§ EXERCISE AIM
Please pull out every line that includes the string "SDTVAR".

Records from a collection of figures
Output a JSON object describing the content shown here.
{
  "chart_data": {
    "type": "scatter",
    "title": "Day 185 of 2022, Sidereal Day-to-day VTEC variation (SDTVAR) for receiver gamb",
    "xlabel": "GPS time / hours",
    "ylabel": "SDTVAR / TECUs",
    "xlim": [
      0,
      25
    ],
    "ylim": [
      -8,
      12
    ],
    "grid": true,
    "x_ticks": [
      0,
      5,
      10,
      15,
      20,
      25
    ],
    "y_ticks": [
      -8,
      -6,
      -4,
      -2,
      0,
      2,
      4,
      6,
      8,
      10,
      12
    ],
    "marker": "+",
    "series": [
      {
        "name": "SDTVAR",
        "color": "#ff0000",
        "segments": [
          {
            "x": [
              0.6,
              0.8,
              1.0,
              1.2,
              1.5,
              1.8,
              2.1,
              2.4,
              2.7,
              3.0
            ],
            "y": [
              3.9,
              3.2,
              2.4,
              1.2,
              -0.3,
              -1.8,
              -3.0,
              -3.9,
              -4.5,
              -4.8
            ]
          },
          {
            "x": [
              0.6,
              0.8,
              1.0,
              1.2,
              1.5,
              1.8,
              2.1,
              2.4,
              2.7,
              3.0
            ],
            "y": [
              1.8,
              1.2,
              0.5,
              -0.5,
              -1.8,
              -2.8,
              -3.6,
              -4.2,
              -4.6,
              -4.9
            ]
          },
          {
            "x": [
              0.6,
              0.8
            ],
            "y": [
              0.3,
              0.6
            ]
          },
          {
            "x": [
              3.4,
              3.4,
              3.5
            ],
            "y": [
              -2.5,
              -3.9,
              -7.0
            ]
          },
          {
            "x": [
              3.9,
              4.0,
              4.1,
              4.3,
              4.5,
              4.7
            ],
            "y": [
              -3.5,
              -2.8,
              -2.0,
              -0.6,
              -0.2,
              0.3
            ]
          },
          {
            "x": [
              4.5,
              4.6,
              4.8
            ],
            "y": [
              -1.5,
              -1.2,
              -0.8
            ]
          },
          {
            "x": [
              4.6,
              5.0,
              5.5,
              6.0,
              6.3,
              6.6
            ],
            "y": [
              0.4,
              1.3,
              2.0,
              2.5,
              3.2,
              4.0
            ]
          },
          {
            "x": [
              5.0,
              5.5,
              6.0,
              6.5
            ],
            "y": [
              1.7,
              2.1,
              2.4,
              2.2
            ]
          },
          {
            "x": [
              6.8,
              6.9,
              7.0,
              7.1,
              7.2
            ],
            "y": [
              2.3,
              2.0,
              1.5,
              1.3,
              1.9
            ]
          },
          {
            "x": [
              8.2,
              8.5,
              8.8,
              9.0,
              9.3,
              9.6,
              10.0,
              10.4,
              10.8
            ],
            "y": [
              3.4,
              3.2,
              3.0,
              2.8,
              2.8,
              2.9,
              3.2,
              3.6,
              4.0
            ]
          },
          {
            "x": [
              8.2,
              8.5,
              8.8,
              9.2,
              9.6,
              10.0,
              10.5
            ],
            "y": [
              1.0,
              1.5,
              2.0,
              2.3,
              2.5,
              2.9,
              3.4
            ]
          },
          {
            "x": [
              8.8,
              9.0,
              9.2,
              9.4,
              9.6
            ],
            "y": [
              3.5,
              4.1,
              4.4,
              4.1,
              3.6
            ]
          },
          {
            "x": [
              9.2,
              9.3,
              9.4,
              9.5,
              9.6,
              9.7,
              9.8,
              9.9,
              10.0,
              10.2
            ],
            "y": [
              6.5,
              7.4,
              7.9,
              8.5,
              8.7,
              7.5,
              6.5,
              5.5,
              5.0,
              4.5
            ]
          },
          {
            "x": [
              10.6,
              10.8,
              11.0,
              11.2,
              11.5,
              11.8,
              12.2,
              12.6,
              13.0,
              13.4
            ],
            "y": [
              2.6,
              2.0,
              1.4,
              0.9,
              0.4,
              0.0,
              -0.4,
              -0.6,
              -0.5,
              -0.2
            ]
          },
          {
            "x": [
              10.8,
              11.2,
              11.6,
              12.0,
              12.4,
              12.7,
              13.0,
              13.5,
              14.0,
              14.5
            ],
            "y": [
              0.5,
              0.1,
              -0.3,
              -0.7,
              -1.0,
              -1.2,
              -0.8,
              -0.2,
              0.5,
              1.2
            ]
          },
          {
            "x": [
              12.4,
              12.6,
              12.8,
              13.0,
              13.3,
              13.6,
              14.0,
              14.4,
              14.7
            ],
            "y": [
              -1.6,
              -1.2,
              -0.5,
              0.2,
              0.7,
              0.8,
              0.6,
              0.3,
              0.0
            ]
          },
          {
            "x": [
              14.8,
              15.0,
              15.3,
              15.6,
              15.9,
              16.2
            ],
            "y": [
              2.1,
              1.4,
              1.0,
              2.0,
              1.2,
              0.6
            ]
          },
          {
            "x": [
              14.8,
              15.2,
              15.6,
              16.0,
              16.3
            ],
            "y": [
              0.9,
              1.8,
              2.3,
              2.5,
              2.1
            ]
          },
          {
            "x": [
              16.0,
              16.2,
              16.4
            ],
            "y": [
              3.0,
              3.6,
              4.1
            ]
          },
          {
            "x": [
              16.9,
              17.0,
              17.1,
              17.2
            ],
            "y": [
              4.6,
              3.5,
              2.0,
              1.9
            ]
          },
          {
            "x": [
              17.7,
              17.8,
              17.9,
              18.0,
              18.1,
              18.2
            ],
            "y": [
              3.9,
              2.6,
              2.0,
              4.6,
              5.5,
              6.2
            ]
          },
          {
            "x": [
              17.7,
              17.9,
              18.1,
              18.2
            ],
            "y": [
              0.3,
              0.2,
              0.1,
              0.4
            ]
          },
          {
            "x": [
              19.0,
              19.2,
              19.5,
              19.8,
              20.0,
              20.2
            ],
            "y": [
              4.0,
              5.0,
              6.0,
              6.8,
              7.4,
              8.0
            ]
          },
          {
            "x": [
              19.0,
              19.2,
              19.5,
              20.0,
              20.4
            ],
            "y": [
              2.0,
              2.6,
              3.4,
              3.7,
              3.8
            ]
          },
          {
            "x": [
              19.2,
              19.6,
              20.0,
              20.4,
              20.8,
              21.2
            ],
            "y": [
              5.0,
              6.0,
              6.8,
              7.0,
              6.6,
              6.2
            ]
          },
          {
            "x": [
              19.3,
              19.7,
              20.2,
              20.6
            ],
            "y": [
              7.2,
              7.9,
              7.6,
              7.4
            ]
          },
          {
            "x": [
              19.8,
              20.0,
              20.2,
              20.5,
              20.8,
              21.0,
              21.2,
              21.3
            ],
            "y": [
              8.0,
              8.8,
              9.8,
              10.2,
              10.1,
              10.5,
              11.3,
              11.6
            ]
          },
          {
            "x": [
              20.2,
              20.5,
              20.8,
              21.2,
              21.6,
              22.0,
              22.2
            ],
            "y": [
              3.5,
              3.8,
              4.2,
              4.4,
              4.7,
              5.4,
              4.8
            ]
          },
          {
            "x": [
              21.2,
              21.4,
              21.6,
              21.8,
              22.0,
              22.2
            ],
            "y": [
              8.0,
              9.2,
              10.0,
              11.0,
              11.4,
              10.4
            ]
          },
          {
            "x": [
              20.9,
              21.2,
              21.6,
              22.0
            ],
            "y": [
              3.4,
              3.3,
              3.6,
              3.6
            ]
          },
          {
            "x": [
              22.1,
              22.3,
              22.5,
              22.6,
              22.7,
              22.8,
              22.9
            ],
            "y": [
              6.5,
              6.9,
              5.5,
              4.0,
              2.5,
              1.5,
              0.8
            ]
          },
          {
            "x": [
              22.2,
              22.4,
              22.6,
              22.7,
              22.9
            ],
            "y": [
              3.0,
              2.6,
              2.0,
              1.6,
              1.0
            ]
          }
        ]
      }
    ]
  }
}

§ ANSWER TO THIS EXERCISE
    "title": "Day 185 of 2022, Sidereal Day-to-day VTEC variation (SDTVAR) for receiver gamb",
    "ylabel": "SDTVAR / TECUs",
        "name": "SDTVAR",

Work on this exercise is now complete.